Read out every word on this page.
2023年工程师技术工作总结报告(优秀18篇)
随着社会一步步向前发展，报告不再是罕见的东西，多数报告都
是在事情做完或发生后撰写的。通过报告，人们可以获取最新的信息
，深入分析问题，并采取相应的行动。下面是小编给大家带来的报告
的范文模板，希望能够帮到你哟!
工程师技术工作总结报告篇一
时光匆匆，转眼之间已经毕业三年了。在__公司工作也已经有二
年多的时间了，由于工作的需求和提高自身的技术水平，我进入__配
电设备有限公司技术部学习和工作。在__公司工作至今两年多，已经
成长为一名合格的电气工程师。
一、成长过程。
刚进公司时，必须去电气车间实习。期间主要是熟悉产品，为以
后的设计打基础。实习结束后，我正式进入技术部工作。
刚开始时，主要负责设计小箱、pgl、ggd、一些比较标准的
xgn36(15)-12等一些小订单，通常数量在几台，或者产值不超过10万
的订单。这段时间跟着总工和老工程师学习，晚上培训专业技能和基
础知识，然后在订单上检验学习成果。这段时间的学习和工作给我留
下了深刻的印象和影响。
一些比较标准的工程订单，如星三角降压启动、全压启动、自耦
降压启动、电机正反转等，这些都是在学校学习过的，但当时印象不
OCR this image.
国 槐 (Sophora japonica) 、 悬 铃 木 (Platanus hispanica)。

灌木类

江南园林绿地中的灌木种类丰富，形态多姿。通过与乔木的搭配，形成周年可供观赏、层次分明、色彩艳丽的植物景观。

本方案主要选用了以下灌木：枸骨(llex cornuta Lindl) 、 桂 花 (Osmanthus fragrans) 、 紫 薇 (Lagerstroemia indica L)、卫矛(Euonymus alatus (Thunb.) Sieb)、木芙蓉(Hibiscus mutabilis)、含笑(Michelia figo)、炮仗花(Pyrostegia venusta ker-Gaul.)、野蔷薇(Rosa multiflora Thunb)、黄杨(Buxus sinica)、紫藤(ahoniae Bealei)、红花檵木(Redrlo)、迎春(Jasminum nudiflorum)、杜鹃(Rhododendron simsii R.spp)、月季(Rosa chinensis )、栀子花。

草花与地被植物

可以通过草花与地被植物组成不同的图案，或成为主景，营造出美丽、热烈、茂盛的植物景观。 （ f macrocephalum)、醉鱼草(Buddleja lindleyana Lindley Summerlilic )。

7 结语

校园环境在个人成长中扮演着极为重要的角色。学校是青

Request: List every line from the entries above in which "this" appears.

Finished task:
Read out every word on this page.
OCR this image.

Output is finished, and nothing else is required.